> TASK DESCRIPTION
Wherever the word "icon" appears in the entries, copy the whole line.

(Collected data)

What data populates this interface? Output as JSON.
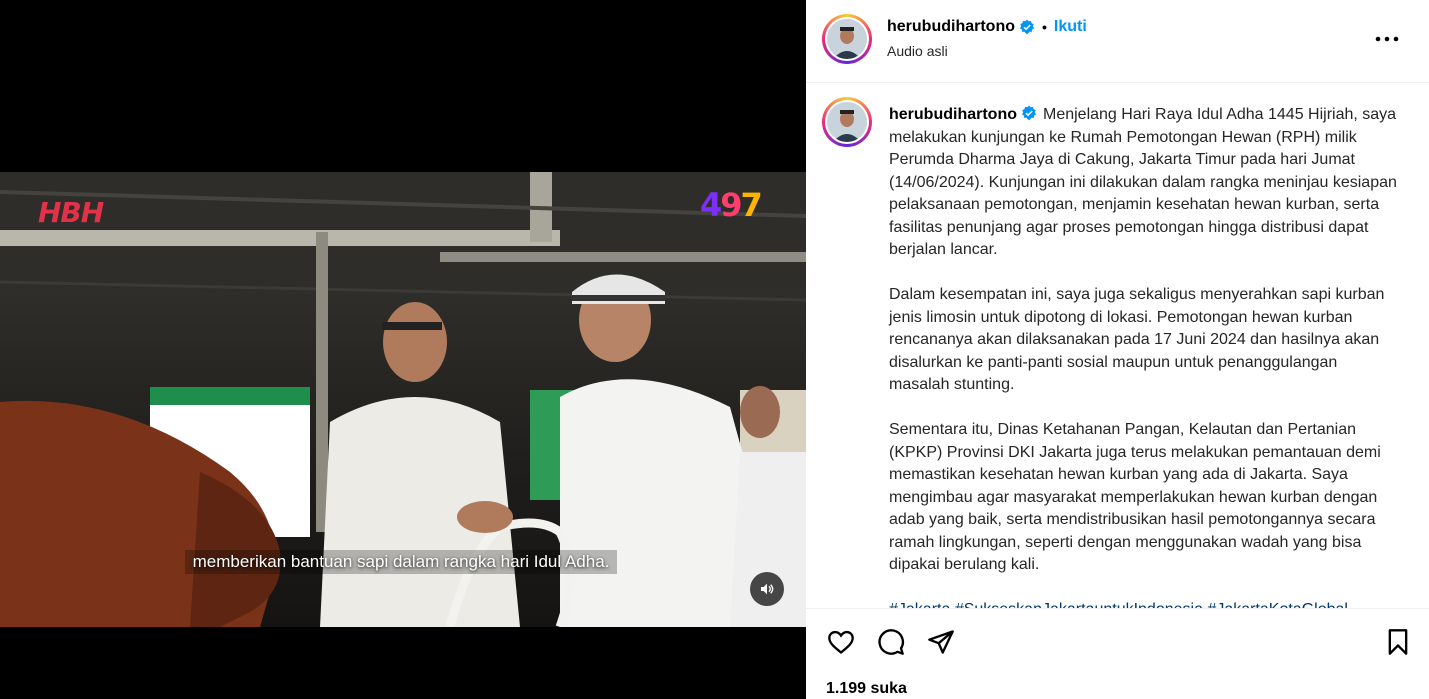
{
  "video": {
    "logo_left": "HBH",
    "logo_right_digits": [
      "4",
      "9",
      "7"
    ],
    "subtitle": "memberikan bantuan sapi dalam rangka hari Idul Adha.",
    "mute_icon": "speaker-icon"
  },
  "post_header": {
    "username": "herubudihartono",
    "separator": "•",
    "follow_label": "Ikuti",
    "audio_label": "Audio asli",
    "verified_icon": "verified-badge-icon",
    "more_icon": "more-options-icon"
  },
  "caption": {
    "username": "herubudihartono",
    "paragraphs": [
      "Menjelang Hari Raya Idul Adha 1445 Hijriah, saya melakukan kunjungan ke Rumah Pemotongan Hewan (RPH) milik Perumda Dharma Jaya di Cakung, Jakarta Timur pada hari Jumat (14/06/2024). Kunjungan ini dilakukan dalam rangka meninjau kesiapan pelaksanaan pemotongan, menjamin kesehatan hewan kurban, serta fasilitas penunjang agar proses pemotongan hingga distribusi dapat berjalan lancar.",
      "Dalam kesempatan ini, saya juga sekaligus menyerahkan sapi kurban jenis limosin untuk dipotong di lokasi. Pemotongan hewan kurban rencananya akan dilaksanakan pada 17 Juni 2024 dan hasilnya akan disalurkan ke panti-panti sosial maupun untuk penanggulangan masalah stunting.",
      "Sementara itu, Dinas Ketahanan Pangan, Kelautan dan Pertanian (KPKP) Provinsi DKI Jakarta juga terus melakukan pemantauan demi memastikan kesehatan hewan kurban yang ada di Jakarta. Saya mengimbau agar masyarakat memperlakukan hewan kurban dengan adab yang baik, serta mendistribusikan hasil pemotongannya secara ramah lingkungan, seperti dengan menggunakan wadah yang bisa dipakai berulang kali."
    ],
    "hashtags": "#Jakarta #SukseskanJakartauntukIndonesia #JakartaKotaGlobal"
  },
  "actions": {
    "like_icon": "heart-icon",
    "comment_icon": "comment-icon",
    "share_icon": "share-icon",
    "save_icon": "bookmark-icon",
    "likes_text": "1.199 suka"
  },
  "colors": {
    "follow_blue": "#0095f6",
    "hashtag_blue": "#00376b",
    "verified_blue": "#0095f6",
    "logo_red": "#e0334a"
  }
}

> SOLUTION FOR THIS PROBLEM
    "mute_icon": "speaker-icon"
    "verified_icon": "verified-badge-icon",
    "more_icon": "more-options-icon"
    "like_icon": "heart-icon",
    "comment_icon": "comment-icon",
    "share_icon": "share-icon",
    "save_icon": "bookmark-icon",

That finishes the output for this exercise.